### Exercise goal
Identify each line in the records below that contains the word "ดปกต", and copy it.

— begin —

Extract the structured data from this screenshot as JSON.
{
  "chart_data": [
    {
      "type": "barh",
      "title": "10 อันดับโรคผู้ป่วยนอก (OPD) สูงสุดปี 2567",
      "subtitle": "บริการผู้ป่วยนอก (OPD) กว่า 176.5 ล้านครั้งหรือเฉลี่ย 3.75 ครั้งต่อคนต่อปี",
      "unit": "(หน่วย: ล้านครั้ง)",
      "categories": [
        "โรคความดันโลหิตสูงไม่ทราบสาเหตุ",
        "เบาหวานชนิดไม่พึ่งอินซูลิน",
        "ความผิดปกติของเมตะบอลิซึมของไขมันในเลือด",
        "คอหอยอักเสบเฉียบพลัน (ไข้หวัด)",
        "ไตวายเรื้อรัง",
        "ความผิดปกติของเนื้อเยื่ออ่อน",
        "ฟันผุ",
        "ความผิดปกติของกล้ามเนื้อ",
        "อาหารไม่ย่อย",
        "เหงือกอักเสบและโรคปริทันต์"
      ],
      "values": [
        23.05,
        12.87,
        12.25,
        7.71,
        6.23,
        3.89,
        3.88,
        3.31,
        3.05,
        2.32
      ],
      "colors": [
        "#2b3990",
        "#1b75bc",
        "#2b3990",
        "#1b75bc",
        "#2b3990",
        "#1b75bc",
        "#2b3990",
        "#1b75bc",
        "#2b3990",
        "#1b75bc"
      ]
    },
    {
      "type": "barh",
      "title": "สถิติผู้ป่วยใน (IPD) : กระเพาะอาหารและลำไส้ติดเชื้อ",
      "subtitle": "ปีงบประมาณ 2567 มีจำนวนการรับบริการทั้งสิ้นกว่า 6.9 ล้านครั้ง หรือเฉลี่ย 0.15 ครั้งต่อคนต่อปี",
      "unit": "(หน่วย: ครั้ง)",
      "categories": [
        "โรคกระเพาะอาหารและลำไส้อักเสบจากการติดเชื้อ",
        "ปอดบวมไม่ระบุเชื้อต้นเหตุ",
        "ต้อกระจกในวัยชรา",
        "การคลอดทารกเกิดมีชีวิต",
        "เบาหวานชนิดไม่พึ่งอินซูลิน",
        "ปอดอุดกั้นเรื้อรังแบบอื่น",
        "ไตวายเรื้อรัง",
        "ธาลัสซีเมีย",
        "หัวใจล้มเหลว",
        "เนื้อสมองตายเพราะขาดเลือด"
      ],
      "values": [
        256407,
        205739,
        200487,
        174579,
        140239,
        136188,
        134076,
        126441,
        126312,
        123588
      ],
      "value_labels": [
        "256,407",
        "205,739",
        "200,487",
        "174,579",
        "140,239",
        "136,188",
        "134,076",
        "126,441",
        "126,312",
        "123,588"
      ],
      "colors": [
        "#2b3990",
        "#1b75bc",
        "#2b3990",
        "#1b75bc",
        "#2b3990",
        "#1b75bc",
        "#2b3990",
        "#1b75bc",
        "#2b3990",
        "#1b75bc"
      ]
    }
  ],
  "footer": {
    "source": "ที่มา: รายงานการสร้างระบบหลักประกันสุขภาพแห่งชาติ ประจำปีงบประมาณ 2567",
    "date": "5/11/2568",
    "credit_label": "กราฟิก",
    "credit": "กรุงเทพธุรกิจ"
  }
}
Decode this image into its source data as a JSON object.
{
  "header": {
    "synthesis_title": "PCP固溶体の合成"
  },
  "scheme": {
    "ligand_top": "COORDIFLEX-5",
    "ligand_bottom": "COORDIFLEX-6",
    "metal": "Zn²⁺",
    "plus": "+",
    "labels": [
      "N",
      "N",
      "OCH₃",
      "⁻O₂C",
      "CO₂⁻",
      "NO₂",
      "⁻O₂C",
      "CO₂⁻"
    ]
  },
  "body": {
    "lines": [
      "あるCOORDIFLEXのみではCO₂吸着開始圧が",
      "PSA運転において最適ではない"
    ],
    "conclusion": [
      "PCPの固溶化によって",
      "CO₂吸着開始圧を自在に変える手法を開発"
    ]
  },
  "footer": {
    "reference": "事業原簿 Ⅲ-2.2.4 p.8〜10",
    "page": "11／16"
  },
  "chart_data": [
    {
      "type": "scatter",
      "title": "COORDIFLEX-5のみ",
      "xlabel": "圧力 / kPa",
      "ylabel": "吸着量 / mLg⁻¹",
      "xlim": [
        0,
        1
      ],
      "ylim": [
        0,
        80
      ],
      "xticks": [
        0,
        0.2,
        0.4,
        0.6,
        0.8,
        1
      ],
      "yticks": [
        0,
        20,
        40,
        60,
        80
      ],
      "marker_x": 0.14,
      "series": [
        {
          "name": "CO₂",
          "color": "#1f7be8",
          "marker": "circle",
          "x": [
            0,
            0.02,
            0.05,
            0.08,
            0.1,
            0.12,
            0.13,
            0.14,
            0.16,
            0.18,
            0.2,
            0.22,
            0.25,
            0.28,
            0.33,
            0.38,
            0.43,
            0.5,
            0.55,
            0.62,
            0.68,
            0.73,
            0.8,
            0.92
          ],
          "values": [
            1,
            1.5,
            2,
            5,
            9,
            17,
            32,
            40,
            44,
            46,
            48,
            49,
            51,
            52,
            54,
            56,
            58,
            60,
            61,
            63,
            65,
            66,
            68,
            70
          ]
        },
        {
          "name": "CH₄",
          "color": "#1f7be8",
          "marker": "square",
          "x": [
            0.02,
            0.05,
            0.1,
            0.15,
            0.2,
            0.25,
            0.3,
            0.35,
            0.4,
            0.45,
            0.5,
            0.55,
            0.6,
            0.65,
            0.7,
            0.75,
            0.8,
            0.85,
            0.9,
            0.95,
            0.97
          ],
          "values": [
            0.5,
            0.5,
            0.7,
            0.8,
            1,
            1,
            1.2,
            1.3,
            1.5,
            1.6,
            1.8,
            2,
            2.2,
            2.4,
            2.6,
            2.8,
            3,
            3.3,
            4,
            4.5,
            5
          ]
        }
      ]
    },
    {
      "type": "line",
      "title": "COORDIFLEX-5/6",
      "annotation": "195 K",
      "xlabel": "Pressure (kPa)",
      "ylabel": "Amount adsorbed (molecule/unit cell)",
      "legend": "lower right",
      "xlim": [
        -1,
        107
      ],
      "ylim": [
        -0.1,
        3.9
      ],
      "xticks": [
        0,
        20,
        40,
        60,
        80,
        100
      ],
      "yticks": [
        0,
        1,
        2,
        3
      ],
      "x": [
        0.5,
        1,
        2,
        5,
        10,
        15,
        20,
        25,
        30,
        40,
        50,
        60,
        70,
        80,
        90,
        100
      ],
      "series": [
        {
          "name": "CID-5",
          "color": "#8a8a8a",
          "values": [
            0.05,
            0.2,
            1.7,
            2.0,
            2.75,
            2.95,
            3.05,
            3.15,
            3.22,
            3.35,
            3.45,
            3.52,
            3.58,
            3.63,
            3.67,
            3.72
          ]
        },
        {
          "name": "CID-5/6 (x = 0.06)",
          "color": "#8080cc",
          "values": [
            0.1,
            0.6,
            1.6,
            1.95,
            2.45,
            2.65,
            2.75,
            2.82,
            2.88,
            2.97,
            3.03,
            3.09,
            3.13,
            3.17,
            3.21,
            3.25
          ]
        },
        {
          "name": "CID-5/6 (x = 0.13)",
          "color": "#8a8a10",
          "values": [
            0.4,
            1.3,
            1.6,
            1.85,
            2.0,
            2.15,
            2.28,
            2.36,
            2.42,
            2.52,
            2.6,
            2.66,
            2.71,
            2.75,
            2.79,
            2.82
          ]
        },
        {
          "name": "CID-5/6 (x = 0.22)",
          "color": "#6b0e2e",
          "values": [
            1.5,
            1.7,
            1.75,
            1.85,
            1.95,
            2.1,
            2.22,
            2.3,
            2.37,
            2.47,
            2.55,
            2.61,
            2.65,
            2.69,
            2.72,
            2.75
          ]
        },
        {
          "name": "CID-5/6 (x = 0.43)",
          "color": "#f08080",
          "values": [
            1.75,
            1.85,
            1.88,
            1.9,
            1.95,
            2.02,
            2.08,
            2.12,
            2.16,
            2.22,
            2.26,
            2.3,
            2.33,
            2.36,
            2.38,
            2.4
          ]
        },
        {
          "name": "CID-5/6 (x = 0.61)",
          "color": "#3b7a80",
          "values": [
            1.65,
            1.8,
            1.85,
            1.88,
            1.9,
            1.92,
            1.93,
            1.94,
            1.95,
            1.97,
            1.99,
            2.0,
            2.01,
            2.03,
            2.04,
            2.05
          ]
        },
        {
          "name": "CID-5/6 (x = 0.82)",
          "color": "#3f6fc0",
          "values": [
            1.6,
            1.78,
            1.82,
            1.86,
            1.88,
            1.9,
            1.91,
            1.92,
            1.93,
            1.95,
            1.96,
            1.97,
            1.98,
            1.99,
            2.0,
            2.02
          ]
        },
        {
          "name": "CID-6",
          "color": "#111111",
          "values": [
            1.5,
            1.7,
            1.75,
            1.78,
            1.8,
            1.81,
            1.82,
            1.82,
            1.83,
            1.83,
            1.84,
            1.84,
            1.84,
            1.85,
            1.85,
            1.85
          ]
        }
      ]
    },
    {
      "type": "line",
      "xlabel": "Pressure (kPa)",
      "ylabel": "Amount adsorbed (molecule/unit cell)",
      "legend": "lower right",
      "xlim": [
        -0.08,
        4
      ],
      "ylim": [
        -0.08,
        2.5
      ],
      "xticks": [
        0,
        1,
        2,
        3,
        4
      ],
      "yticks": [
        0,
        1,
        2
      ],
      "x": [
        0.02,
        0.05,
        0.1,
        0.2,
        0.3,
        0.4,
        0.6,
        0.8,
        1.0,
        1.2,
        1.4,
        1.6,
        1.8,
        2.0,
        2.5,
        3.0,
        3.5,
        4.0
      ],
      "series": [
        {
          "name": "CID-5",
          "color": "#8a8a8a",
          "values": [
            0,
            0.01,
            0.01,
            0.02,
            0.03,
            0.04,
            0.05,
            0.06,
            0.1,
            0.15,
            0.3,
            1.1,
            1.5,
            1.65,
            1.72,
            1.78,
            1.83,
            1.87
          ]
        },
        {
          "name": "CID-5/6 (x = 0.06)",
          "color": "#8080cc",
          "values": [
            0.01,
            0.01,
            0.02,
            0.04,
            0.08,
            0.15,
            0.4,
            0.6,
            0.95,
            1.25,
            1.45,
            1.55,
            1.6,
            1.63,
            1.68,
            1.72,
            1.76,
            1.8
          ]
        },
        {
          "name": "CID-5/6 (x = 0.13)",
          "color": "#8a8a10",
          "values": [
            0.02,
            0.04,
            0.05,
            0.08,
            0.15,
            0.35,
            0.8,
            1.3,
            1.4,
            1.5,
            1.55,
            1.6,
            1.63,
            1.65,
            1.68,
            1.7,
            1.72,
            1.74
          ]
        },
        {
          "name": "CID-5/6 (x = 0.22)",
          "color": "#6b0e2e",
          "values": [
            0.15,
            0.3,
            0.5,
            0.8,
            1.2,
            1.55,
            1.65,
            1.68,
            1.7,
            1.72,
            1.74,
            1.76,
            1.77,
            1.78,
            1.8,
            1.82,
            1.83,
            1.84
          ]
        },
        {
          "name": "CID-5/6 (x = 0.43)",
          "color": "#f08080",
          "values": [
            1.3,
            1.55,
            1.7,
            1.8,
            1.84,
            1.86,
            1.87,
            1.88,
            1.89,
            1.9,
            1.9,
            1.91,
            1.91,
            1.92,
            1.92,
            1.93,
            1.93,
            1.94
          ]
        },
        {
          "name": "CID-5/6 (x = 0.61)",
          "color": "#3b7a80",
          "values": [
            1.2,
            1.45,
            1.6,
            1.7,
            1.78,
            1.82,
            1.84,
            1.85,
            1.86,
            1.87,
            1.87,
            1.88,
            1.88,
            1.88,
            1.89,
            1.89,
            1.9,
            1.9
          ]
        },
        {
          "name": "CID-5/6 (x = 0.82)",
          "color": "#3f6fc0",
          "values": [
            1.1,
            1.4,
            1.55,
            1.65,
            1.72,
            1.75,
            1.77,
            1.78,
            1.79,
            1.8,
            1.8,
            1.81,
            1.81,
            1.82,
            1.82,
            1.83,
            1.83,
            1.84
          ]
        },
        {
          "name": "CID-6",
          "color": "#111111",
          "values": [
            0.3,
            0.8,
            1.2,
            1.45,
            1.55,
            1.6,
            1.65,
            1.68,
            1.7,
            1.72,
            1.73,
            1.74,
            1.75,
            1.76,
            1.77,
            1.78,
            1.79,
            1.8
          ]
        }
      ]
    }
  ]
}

— end —

### Correct result
        "ความผิดปกติของเมตะบอลิซึมของไขมันในเลือด",
        "ความผิดปกติของเนื้อเยื่ออ่อน",
        "ความผิดปกติของกล้ามเนื้อ",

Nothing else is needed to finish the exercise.